*** Data listing
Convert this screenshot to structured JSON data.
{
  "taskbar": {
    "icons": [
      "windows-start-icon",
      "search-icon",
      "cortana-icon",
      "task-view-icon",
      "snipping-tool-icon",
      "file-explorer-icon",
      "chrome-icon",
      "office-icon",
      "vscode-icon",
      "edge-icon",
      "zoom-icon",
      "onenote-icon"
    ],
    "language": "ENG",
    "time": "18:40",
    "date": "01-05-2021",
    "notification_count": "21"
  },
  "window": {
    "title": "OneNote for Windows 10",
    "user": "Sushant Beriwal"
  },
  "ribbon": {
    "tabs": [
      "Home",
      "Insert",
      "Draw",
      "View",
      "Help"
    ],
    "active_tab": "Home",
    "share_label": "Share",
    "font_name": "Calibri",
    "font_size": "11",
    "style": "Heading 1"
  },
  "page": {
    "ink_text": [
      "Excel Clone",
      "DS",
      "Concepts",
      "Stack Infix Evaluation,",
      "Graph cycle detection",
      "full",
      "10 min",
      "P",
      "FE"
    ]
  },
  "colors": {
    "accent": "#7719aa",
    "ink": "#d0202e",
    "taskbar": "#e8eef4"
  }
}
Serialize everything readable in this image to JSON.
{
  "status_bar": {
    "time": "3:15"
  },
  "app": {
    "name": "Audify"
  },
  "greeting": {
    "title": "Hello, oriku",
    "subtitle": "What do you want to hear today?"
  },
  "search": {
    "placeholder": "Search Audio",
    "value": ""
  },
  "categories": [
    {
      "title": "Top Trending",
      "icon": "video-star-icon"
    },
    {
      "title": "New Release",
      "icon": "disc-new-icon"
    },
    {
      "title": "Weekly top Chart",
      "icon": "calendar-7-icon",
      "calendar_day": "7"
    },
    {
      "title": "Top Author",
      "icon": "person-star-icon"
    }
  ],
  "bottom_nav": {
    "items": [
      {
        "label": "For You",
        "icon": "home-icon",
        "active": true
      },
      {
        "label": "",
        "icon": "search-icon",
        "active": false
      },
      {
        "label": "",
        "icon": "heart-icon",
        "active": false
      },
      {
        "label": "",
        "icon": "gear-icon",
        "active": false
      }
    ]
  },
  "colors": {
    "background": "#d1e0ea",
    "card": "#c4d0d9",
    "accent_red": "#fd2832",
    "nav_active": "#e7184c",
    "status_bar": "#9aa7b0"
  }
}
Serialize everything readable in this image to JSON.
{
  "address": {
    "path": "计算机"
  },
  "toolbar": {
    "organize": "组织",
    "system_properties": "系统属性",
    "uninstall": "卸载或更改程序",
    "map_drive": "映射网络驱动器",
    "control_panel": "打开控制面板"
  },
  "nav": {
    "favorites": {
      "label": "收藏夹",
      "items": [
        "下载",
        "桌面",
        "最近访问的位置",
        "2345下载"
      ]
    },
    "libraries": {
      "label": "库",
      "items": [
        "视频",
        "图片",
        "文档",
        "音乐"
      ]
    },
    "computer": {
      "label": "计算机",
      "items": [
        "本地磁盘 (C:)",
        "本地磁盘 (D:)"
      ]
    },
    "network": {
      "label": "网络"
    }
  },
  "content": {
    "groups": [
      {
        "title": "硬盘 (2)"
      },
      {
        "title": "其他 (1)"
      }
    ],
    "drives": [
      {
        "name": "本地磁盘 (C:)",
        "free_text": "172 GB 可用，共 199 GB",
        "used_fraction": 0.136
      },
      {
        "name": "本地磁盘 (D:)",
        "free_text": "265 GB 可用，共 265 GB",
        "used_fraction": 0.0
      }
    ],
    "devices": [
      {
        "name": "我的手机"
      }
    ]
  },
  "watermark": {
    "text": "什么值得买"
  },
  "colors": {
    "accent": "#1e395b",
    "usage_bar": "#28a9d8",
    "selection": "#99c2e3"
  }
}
******
= Given request =
Write out all of the records once more, exactly.

= Answer to the problem =
Convert this screenshot to structured JSON data.
{
  "taskbar": {
    "icons": [
      "windows-start-icon",
      "search-icon",
      "cortana-icon",
      "task-view-icon",
      "snipping-tool-icon",
      "file-explorer-icon",
      "chrome-icon",
      "office-icon",
      "vscode-icon",
      "edge-icon",
      "zoom-icon",
      "onenote-icon"
    ],
    "language": "ENG",
    "time": "18:40",
    "date": "01-05-2021",
    "notification_count": "21"
  },
  "window": {
    "title": "OneNote for Windows 10",
    "user": "Sushant Beriwal"
  },
  "ribbon": {
    "tabs": [
      "Home",
      "Insert",
      "Draw",
      "View",
      "Help"
    ],
    "active_tab": "Home",
    "share_label": "Share",
    "font_name": "Calibri",
    "font_size": "11",
    "style": "Heading 1"
  },
  "page": {
    "ink_text": [
      "Excel Clone",
      "DS",
      "Concepts",
      "Stack Infix Evaluation,",
      "Graph cycle detection",
      "full",
      "10 min",
      "P",
      "FE"
    ]
  },
  "colors": {
    "accent": "#7719aa",
    "ink": "#d0202e",
    "taskbar": "#e8eef4"
  }
}
Serialize everything readable in this image to JSON.
{
  "status_bar": {
    "time": "3:15"
  },
  "app": {
    "name": "Audify"
  },
  "greeting": {
    "title": "Hello, oriku",
    "subtitle": "What do you want to hear today?"
  },
  "search": {
    "placeholder": "Search Audio",
    "value": ""
  },
  "categories": [
    {
      "title": "Top Trending",
      "icon": "video-star-icon"
    },
    {
      "title": "New Release",
      "icon": "disc-new-icon"
    },
    {
      "title": "Weekly top Chart",
      "icon": "calendar-7-icon",
      "calendar_day": "7"
    },
    {
      "title": "Top Author",
      "icon": "person-star-icon"
    }
  ],
  "bottom_nav": {
    "items": [
      {
        "label": "For You",
        "icon": "home-icon",
        "active": true
      },
      {
        "label": "",
        "icon": "search-icon",
        "active": false
      },
      {
        "label": "",
        "icon": "heart-icon",
        "active": false
      },
      {
        "label": "",
        "icon": "gear-icon",
        "active": false
      }
    ]
  },
  "colors": {
    "background": "#d1e0ea",
    "card": "#c4d0d9",
    "accent_red": "#fd2832",
    "nav_active": "#e7184c",
    "status_bar": "#9aa7b0"
  }
}
Serialize everything readable in this image to JSON.
{
  "address": {
    "path": "计算机"
  },
  "toolbar": {
    "organize": "组织",
    "system_properties": "系统属性",
    "uninstall": "卸载或更改程序",
    "map_drive": "映射网络驱动器",
    "control_panel": "打开控制面板"
  },
  "nav": {
    "favorites": {
      "label": "收藏夹",
      "items": [
        "下载",
        "桌面",
        "最近访问的位置",
        "2345下载"
      ]
    },
    "libraries": {
      "label": "库",
      "items": [
        "视频",
        "图片",
        "文档",
        "音乐"
      ]
    },
    "computer": {
      "label": "计算机",
      "items": [
        "本地磁盘 (C:)",
        "本地磁盘 (D:)"
      ]
    },
    "network": {
      "label": "网络"
    }
  },
  "content": {
    "groups": [
      {
        "title": "硬盘 (2)"
      },
      {
        "title": "其他 (1)"
      }
    ],
    "drives": [
      {
        "name": "本地磁盘 (C:)",
        "free_text": "172 GB 可用，共 199 GB",
        "used_fraction": 0.136
      },
      {
        "name": "本地磁盘 (D:)",
        "free_text": "265 GB 可用，共 265 GB",
        "used_fraction": 0.0
      }
    ],
    "devices": [
      {
        "name": "我的手机"
      }
    ]
  },
  "watermark": {
    "text": "什么值得买"
  },
  "colors": {
    "accent": "#1e395b",
    "usage_bar": "#28a9d8",
    "selection": "#99c2e3"
  }
}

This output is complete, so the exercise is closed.